* [Extrait]:
------------------------

S’agit-il simplement d’un problème de tarifs?
Pas forcément et pas systématiquement. Pour le directeur général d’Air France Tunisie, «nous avons opéré des tarifs mini et le marché n’a pas répondu. Comment modifier et pousser l’attractivité de la Tunisie sur le marché français? L’actualité tunisienne brise-t-elle toutes les volontés?», s’interroge-t-il.
Certains parmi les professionnels partent d’un a priori discutable; celui que la Tunisie est une destination irréversible pour la France. Est-ce vraiment le cas? Ils invitent tous les intervenants tunisiens à se débarrasser du complexe de la persécution en rejetant la faute sur les médias français qui jouent l’alarmisme, l’exagération et la manipulation.
Ils estiment que le tourisme tunisien a vécu des crises, de nombreuses crises, et saura en revenir. Mais au delà de l’optimisme, le tourisme tunisien se donne-t-il les moyens de redresser la barre? Se donne-t-il les ressources pour corriger ses travers? Est-il en train de reconstruire? Avant de porter une vision, est-il seulement capable de gérer son quotidien fait de dégradations des services, de l’environnement, de l’image…?
Si les uns expliquent ce désamour par l’état général du pays et du tourisme tunisien, d’autres professionnels expliquent que l’industrie touristique française est en crise et en pleine mutation.
Les Tours opérateurs français vont très mal. Pour ne donner qu’un exemple, citons le voyagiste FRAM qui a perdu l’année dernière 35 millions d’euros sur tous ces segments. Tahar Saihi, représentant Tunisie du voyagiste en question, avoue: «Fram a chuté de façon vertigineuse. Le volume a baissé, les engagements baissen,t les TO exploitant des hôtels pour leur compte accusent des pertes énormes… Du côté des clients, et même si on casse les prix comme un séjour de 1.260 euros proposé à 500 euros, les gens répondent “on ira quand ça ira mieux“ ou encore “on ne veut pas risquer notre vie“».
Le voyagiste explique aussi que les alertes du ministère français des Affaires étrangères sur la Tunisie sont alarmantes. Sur la carte qu’il montre à l’assistance, il précise que mises à part les zones touristiques côtières, tout le reste est soit jaune ou rouge. Cela tue d’office les circuits et les excursions. Autant dire que le segment des agences de voyage qui en vivent et qui voient leur activité se réduire en peau de chagrin.
Sur le site du Quai d’Orsay, on lit: «Dans le contexte sécuritaire actuel, les ressortissants français sont appelés à une vigilance renforcée. Les consignes de prudence sont rappelées et tout particulièrement celles visant à éviter tout rassemblement et à se tenir éloigné des bâtiments sensibles et des axes des manifestations. L’état actuel de la situation n’empêche pas le maintien de projets de voyage en Tunisie, sous réserve du respect des règles de sécurité qui précèdent.

------------------------

* [Données extraites]:
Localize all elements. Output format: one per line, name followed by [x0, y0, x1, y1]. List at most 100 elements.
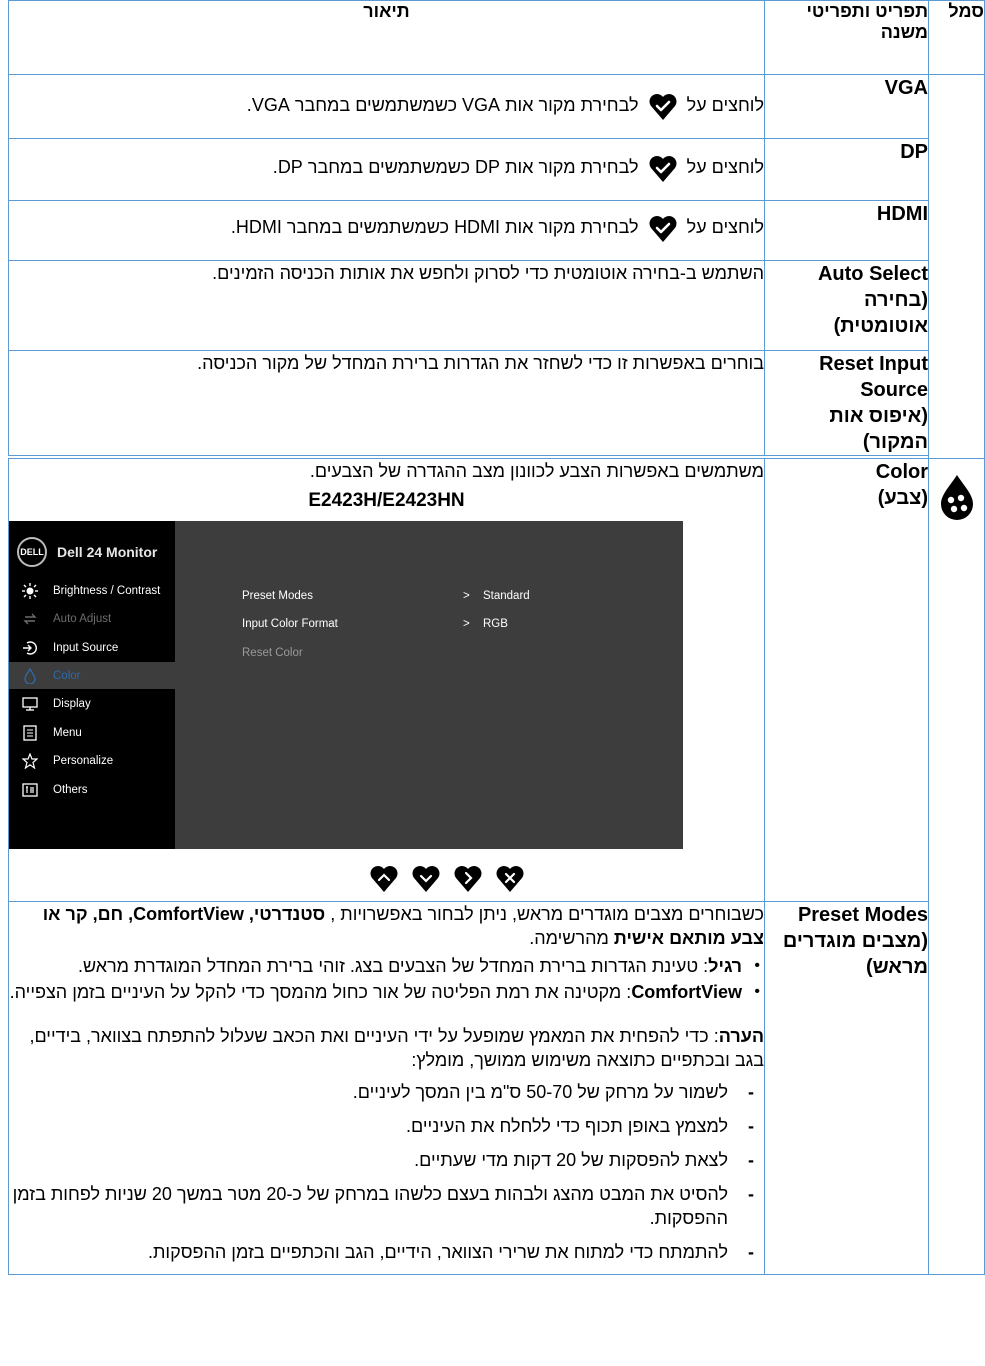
osd-arrow: > [463, 590, 470, 602]
item-auto-select-en: Auto Select [817, 263, 928, 285]
check-icon [649, 156, 677, 182]
color-icon [21, 667, 39, 685]
item-auto-select-he: (בחירה אוטומטית) [833, 289, 928, 337]
table-row-color: Color (צבע) משתמשים באפשרות הצבע לכוונון… [8, 458, 985, 1275]
osd-item-personalize[interactable]: Personalize [9, 747, 175, 774]
item-preset-modes: Preset Modes (מצבים מוגדרים מראש) [764, 901, 929, 1275]
item-color-en: Color [875, 461, 928, 483]
item-color: Color (צבע) [764, 458, 929, 902]
osd-option-reset-color[interactable]: Reset Color [242, 641, 303, 665]
desc-dp-post: לבחירת מקור אות DP כשמשתמשים במחבר DP. [272, 156, 639, 177]
table-row-preset-modes: Preset Modes (מצבים מוגדרים מראש) כשבוחר… [8, 901, 985, 1275]
check-icon [649, 94, 677, 120]
preset-intro-c: מהרשימה. [529, 928, 609, 948]
check-icon [649, 216, 677, 242]
header-symbol: סמל [928, 0, 985, 75]
down-icon[interactable] [411, 863, 441, 893]
osd-nav-buttons [9, 863, 764, 893]
menu-icon [21, 724, 39, 742]
osd-label-input-source: Input Source [53, 641, 119, 654]
list-item: ComfortView: מקטינה את רמת הפליטה של אור… [9, 980, 760, 1004]
symbol-cell-color [928, 458, 985, 1275]
list-item: לצאת להפסקות של 20 דקות מדי שעתיים. [9, 1148, 754, 1172]
desc-color-text: משתמשים באפשרות הצבע לכוונון מצב ההגדרה … [309, 461, 764, 481]
osd-item-menu[interactable]: Menu [9, 719, 175, 746]
list-item: להתמתח כדי למתוח את שרירי הצוואר, הידיים… [9, 1240, 754, 1264]
preset-intro-a: כשבוחרים מצבים מוגדרים מראש, ניתן לבחור … [330, 904, 764, 924]
brightness-icon [21, 582, 39, 600]
desc-hdmi-post: לבחירת מקור אות HDMI כשמשתמשים במחבר HDM… [230, 216, 639, 237]
star-icon [21, 752, 39, 770]
item-auto-select: Auto Select (בחירה אוטומטית) [764, 260, 929, 351]
osd-monitor-title: Dell 24 Monitor [57, 544, 158, 560]
bullet-term: ComfortView [631, 982, 742, 1002]
list-item: לשמור על מרחק של 50-70 ס"מ בין המסך לעינ… [9, 1080, 754, 1104]
osd-value-input-color-format: RGB [483, 618, 508, 630]
table-row-reset-input: Reset Input Source (איפוס אות המקור) בוח… [8, 350, 985, 456]
osd-item-brightness[interactable]: Brightness / Contrast [9, 577, 175, 604]
osd-label-others: Others [53, 783, 88, 796]
desc-dp-pre: לוחצים על [686, 156, 764, 177]
preset-note: הערה: כדי להפחית את המאמץ שמופעל על ידי … [9, 1024, 764, 1072]
display-icon [21, 695, 39, 713]
desc-hdmi: לוחצים על לבחירת מקור אות HDMI כשמשתמשים… [8, 200, 765, 261]
osd-label-display: Display [53, 697, 91, 710]
desc-preset-modes: כשבוחרים מצבים מוגדרים מראש, ניתן לבחור … [8, 901, 765, 1275]
desc-hdmi-pre: לוחצים על [686, 216, 764, 237]
auto-adjust-icon [21, 610, 39, 628]
close-icon[interactable] [495, 863, 525, 893]
header-description: תיאור [8, 0, 765, 75]
symbol-cell-input [928, 74, 985, 459]
preset-intro: כשבוחרים מצבים מוגדרים מראש, ניתן לבחור … [9, 902, 764, 950]
others-icon [21, 781, 39, 799]
osd-option-preset-modes[interactable]: Preset Modes [242, 584, 313, 608]
table-header-row: סמל תפריט ותפריטי משנה תיאור [8, 0, 985, 75]
desc-reset-input: בוחרים באפשרות זו כדי לשחזר את הגדרות בר… [8, 350, 765, 456]
item-preset-en: Preset Modes [797, 904, 928, 926]
osd-option-input-color-format[interactable]: Input Color Format [242, 612, 338, 636]
bullet-text: : טעינת הגדרות ברירת המחדל של הצבעים בצג… [77, 956, 709, 976]
osd-item-others[interactable]: Others [9, 776, 175, 803]
note-term: הערה [718, 1026, 764, 1046]
menu-spec-table: סמל תפריט ותפריטי משנה תיאור VGA לוחצים … [8, 0, 985, 1275]
bullet-text: : מקטינה את רמת הפליטה של אור כחול מהמסך… [9, 982, 632, 1002]
desc-vga-pre: לוחצים על [686, 94, 764, 115]
item-preset-he: (מצבים מוגדרים מראש) [782, 930, 928, 978]
table-row-vga: VGA לוחצים על לבחירת מקור אות VGA כשמשתמ… [8, 74, 985, 459]
osd-item-input-source[interactable]: Input Source [9, 634, 175, 661]
note-text: : כדי להפחית את המאמץ שמופעל על ידי העינ… [29, 1026, 764, 1070]
osd-item-display[interactable]: Display [9, 690, 175, 717]
page: סמל תפריט ותפריטי משנה תיאור VGA לוחצים … [0, 0, 985, 1366]
up-icon[interactable] [369, 863, 399, 893]
osd-label-personalize: Personalize [53, 754, 114, 767]
desc-auto-select: השתמש ב-בחירה אוטומטית כדי לסרוק ולחפש א… [8, 260, 765, 351]
table-row-auto-select: Auto Select (בחירה אוטומטית) השתמש ב-בחי… [8, 260, 985, 351]
color-drop-icon [940, 475, 973, 520]
table-row-dp: DP לוחצים על לבחירת מקור אות DP כשמשתמשי… [8, 138, 985, 201]
item-color-he: (צבע) [877, 487, 928, 509]
osd-arrow: > [463, 618, 470, 630]
osd-label-auto-adjust: Auto Adjust [53, 612, 112, 625]
osd-menu-screenshot: DELL Dell 24 Monitor Brightness / Contra… [9, 521, 683, 849]
item-reset-input-en: Reset Input Source [819, 353, 928, 401]
preset-bullets: רגיל: טעינת הגדרות ברירת המחדל של הצבעים… [9, 954, 764, 1004]
osd-item-color[interactable]: Color [9, 662, 175, 689]
desc-dp: לוחצים על לבחירת מקור אות DP כשמשתמשים ב… [8, 138, 765, 201]
item-reset-input: Reset Input Source (איפוס אות המקור) [764, 350, 929, 456]
right-icon[interactable] [453, 863, 483, 893]
osd-label-color: Color [53, 669, 81, 682]
item-dp: DP [764, 138, 929, 201]
item-reset-input-he: (איפוס אות המקור) [829, 405, 928, 453]
osd-label-menu: Menu [53, 726, 82, 739]
osd-model-title: E2423H/E2423HN [308, 490, 465, 511]
bullet-term: רגיל [708, 956, 742, 976]
osd-item-auto-adjust[interactable]: Auto Adjust [9, 605, 175, 632]
desc-vga-post: לבחירת מקור אות VGA כשמשתמשים במחבר VGA. [246, 94, 639, 115]
list-item: למצמץ באופן תכוף כדי ללחלח את העיניים. [9, 1114, 754, 1138]
desc-color: משתמשים באפשרות הצבע לכוונון מצב ההגדרה … [8, 458, 765, 902]
list-item: להסיט את המבט מהצג ולבהות בעצם כלשהו במר… [9, 1182, 754, 1230]
list-item: רגיל: טעינת הגדרות ברירת המחדל של הצבעים… [9, 954, 760, 978]
osd-brand: DELL Dell 24 Monitor [17, 537, 157, 567]
osd-label-brightness: Brightness / Contrast [53, 584, 161, 597]
dell-logo: DELL [17, 537, 47, 567]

------------------------

* [Tâches de l'exercice]:
A. Reproduisez à l'identique le passage de l'extrait sur le tourisme tunisien qui commence aux mots « Si les uns expliquent » et s'arrête après « en pleine mutation. ».
B. Transcrivez sous forme de liste JSON de chaînes, une chaîne par ligne et sans les lignes vides, les lignes du listing qui vont de celle qui contient « osd-arrow: > [463, 590, 470, 602] » jusqu'à celle qui contient « star-icon [21, 752, 39, 770] », ces deux lignes comprises.

* [Résultats par tâche]:
A.
Si les uns expliquent ce désamour par l’état général du pays et du tourisme tunisien, d’autres professionnels expliquent que l’industrie touristique française est en crise et en pleine mutation.

B.
[
  "osd-arrow: > [463, 590, 470, 602]",
  "item-auto-select-en: Auto Select [817, 263, 928, 285]",
  "check-icon [649, 156, 677, 182]",
  "color-icon [21, 667, 39, 685]",
  "item-auto-select-he: (בחירה אוטומטית) [833, 289, 928, 337]",
  "table-row-color: Color (צבע) משתמשים באפשרות הצבע לכוונון… [8, 458, 985, 1275]",
  "osd-item-personalize[interactable]: Personalize [9, 747, 175, 774]",
  "item-preset-modes: Preset Modes (מצבים מוגדרים מראש) [764, 901, 929, 1275]",
  "item-color-en: Color [875, 461, 928, 483]",
  "item-color: Color (צבע) [764, 458, 929, 902]",
  "osd-option-reset-color[interactable]: Reset Color [242, 641, 303, 665]",
  "desc-dp-post: לבחירת מקור אות DP כשמשתמשים במחבר DP. [272, 156, 639, 177]",
  "table-row-preset-modes: Preset Modes (מצבים מוגדרים מראש) כשבוחר… [8, 901, 985, 1275]",
  "check-icon [649, 94, 677, 120]",
  "preset-intro-c: מהרשימה. [529, 928, 609, 948]",
  "check-icon [649, 216, 677, 242]",
  "header-symbol: סמל [928, 0, 985, 75]",
  "down-icon[interactable] [411, 863, 441, 893]",
  "osd-nav-buttons [9, 863, 764, 893]",
  "menu-icon [21, 724, 39, 742]",
  "osd-label-input-source: Input Source [53, 641, 119, 654]",
  "list-item: ComfortView: מקטינה את רמת הפליטה של אור… [9, 980, 760, 1004]",
  "symbol-cell-color [928, 458, 985, 1275]",
  "list-item: לצאת להפסקות של 20 דקות מדי שעתיים. [9, 1148, 754, 1172]",
  "desc-color-text: משתמשים באפשרות הצבע לכוונון מצב ההגדרה … [309, 461, 764, 481]",
  "osd-item-menu[interactable]: Menu [9, 719, 175, 746]",
  "list-item: להתמתח כדי למתוח את שרירי הצוואר, הידיים… [9, 1240, 754, 1264]",
  "preset-intro-a: כשבוחרים מצבים מוגדרים מראש, ניתן לבחור … [330, 904, 764, 924]",
  "brightness-icon [21, 582, 39, 600]",
  "desc-hdmi-post: לבחירת מקור אות HDMI כשמשתמשים במחבר HDM… [230, 216, 639, 237]",
  "star-icon [21, 752, 39, 770]"
]